- [Instrucción dada 1]
Extrae de las filas, sin cambiar nada, el tramo que empieza en la línea que contiene "vout1-label: VOUT1 bbox=[44, 312, 83, 332]" y termina en la línea que contiene "status-row1-item: M 100μs", incluidas ambas.

- [Texto extraído]

Recuerdo perfectamente el momento en que Nkrumah se presentó ante la asamblea de Addis Abeba. La cumbre estaba viviendo un momento de cansancio: los delegados abandonaban las salas, se iban al bar, hablaban con los periodistas, pero de repente, una sacudida eléctrica nos recorrió a todos. Se había corrido la voz: Nkrumah iba a tomar la palabra, estaba a punto de hablar. La sala se volvió a llenar en pocos minutos, Nkrumah subió al estrado y se hizo el silencio de inmediato.
Era un líder carismático, un hombre capaz de provocar grandes emociones, un personaje apasionante. Tenía una mirada que parecía mirar siempre a lo lejos. Con seguridad, era el más grande entre los nuevos jefes de África, aunque en Addis Abeba no faltaban otras personalidades extraordinarias. Como Haile Selassie, el emperador de Etiopía, que vio consagrado su prestigio.
Nasser, en cambio, era el punto de referencia para toda el África árabe. En la comida inaugural, el emperador de Etiopía y el presidente egipcio entraron los primeros, juntos, el uno al lado del otro. Era impresionante ver a los protagonistas de la historia africana reunidos de aquel modo: me impactaron Ben Bella, el luchador de Argelia, y Sékou Touré[15], el líder guineano, otro defensor del panafricanismo. No acudió a Addis Abeba Jomo Kenyatta, el padre de la libertad de Kenia. Nunca viajó fuera de las fronteras de su país.
A. S.: Usted profiere palabras casi de admiración hacia Haile Selassie. Y, sin embargo, escribió un libro durísimo contra él. ¿Podría explicar eso?
R. K.: Yo describí la corte imperial de Haile Selassie. Mi libro era un relato sobre un sistema de poder. El Emperador era, sin duda alguna, un personaje político asombroso. Etiopía era un país extremadamente pobre, una tierra feudal, atrasadísima. Vivía en un verdadero y profundo medievo. La esclavitud era una realidad todavía muy concreta. Y el Emperador, en algunas cosas un hombre moderno, era de veras una figura surgida directamente de esa Edad Media. Su poder era despótico y absoluto. Sus costumbres, sus vestidos, su protocolo eran propios de una corte medieval. Haile Selassie sabía que no podía desafiar a su aristocracia. Formaba parte de ella, aquellos feudatarios eran el pilar de su poder: el Emperador ni podía ni tenía la intención de cambiar las instituciones feudales de Etiopía. Era un hombre despiadado: quien se oponía a él, era condenado. Quien desafiaba al Emperador era asesinado. Tras el intento de golpe de Estado de 1960[16], su represión no conoció la clemencia: mató a todos los rebeldes, incluidos sus colaboradores más cercanos.
A. S.: En Addis Abeba tampoco estaba uno de los líderes más queridos de la nueva África. Los secesionistas de Katanga habían asesinado ya a Patrice Lumumba[17]. ¿Quién era Lumumba?

- [Filas de trabajo]

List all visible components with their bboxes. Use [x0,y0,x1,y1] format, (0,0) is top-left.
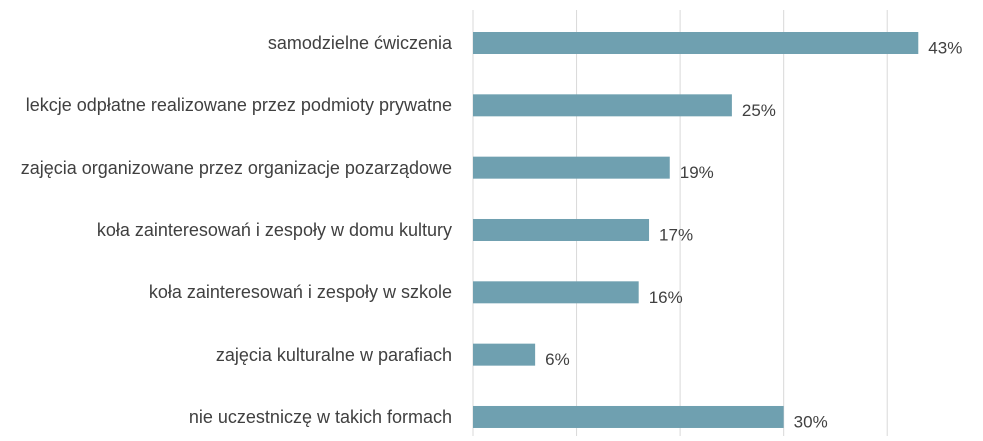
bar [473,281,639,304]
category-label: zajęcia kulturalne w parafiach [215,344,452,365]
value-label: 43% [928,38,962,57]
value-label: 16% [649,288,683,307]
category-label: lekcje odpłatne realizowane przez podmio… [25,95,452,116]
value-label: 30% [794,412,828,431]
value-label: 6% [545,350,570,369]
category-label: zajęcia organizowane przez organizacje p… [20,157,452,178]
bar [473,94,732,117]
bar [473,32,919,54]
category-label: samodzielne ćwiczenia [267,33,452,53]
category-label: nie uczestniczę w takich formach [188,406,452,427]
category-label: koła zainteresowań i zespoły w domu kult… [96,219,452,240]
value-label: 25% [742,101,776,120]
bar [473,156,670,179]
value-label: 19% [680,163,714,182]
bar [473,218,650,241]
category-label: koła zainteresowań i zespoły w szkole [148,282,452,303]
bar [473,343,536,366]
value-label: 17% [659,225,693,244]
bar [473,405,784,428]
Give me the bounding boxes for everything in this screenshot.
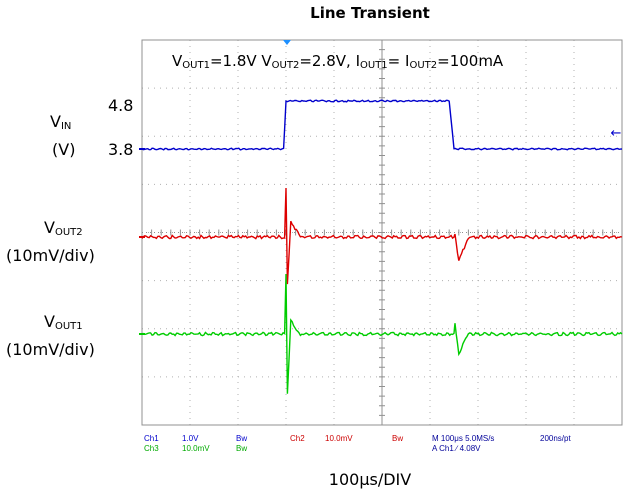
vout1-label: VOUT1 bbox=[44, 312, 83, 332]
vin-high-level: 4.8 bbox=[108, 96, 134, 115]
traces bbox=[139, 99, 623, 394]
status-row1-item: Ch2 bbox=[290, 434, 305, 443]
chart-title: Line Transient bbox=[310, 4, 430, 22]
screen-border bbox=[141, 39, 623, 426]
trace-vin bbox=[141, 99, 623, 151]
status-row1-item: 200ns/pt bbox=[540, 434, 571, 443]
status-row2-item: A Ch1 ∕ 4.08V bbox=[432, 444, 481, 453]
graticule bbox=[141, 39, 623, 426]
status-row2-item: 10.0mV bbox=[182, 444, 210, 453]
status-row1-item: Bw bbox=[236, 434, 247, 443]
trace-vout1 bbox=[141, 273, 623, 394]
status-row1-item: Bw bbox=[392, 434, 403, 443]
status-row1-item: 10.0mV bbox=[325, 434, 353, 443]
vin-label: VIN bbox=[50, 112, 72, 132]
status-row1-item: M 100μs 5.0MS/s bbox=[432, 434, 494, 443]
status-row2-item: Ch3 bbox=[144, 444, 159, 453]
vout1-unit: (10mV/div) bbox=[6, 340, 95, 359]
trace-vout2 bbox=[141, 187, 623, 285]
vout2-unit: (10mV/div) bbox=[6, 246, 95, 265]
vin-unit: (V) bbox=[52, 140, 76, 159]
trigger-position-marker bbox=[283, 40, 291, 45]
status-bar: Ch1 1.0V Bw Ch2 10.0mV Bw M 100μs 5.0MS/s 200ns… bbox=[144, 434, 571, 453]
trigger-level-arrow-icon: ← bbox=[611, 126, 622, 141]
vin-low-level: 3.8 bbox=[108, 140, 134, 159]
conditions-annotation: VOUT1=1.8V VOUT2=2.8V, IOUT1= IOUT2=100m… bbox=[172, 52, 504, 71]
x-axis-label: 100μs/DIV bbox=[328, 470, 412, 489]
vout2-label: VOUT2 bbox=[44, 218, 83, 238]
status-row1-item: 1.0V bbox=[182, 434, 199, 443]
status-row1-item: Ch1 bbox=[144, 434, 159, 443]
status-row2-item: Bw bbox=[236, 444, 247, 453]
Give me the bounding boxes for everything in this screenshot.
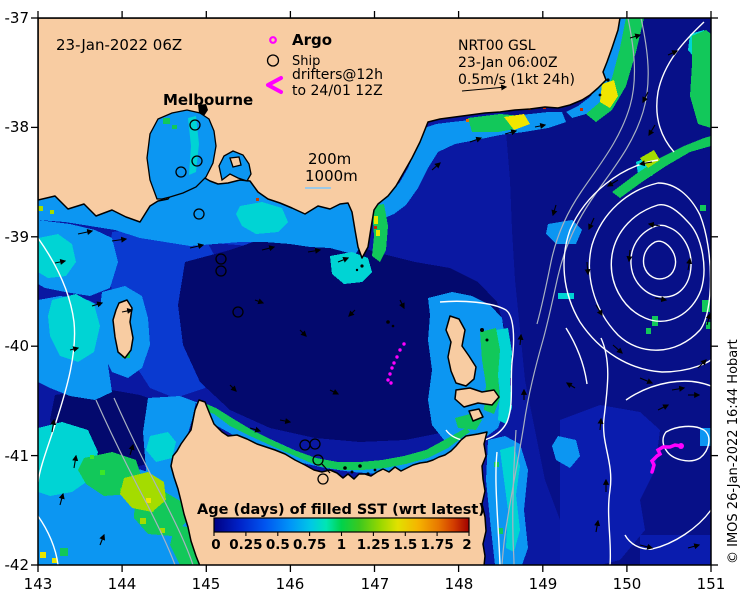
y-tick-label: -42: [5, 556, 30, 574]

- [Instrucción dada 2]
Copia literalmente del texto extraído el fragmento que empieza con las palabras "Nasser, en cambio, era" y termina con "él. ¿Podría explicar eso?".

- [Respuesta final 1]
vout1-label: VOUT1 bbox=[44, 312, 83, 332]
vin-high-level: 4.8 bbox=[108, 96, 134, 115]
traces bbox=[139, 99, 623, 394]
status-row1-item: Ch2 bbox=[290, 434, 305, 443]
chart-title: Line Transient bbox=[310, 4, 430, 22]
screen-border bbox=[141, 39, 623, 426]
trace-vin bbox=[141, 99, 623, 151]
status-row1-item: 200ns/pt bbox=[540, 434, 571, 443]
status-row2-item: A Ch1 ∕ 4.08V bbox=[432, 444, 481, 453]
graticule bbox=[141, 39, 623, 426]
status-row2-item: 10.0mV bbox=[182, 444, 210, 453]
status-row1-item: Bw bbox=[236, 434, 247, 443]
trace-vout1 bbox=[141, 273, 623, 394]
status-row1-item: Bw bbox=[392, 434, 403, 443]
status-row1-item: 10.0mV bbox=[325, 434, 353, 443]
vin-label: VIN bbox=[50, 112, 72, 132]
status-row1-item: M 100μs 5.0MS/s bbox=[432, 434, 494, 443]

- [Respuesta final 2]
Nasser, en cambio, era el punto de referencia para toda el África árabe. En la comida inaugural, el emperador de Etiopía y el presidente egipcio entraron los primeros, juntos, el uno al lado del otro. Era impresionante ver a los protagonistas de la historia africana reunidos de aquel modo: me impactaron Ben Bella, el luchador de Argelia, y Sékou Touré[15], el líder guineano, otro defensor del panafricanismo. No acudió a Addis Abeba Jomo Kenyatta, el padre de la libertad de Kenia. Nunca viajó fuera de las fronteras de su país.
A. S.: Usted profiere palabras casi de admiración hacia Haile Selassie. Y, sin embargo, escribió un libro durísimo contra él. ¿Podría explicar eso?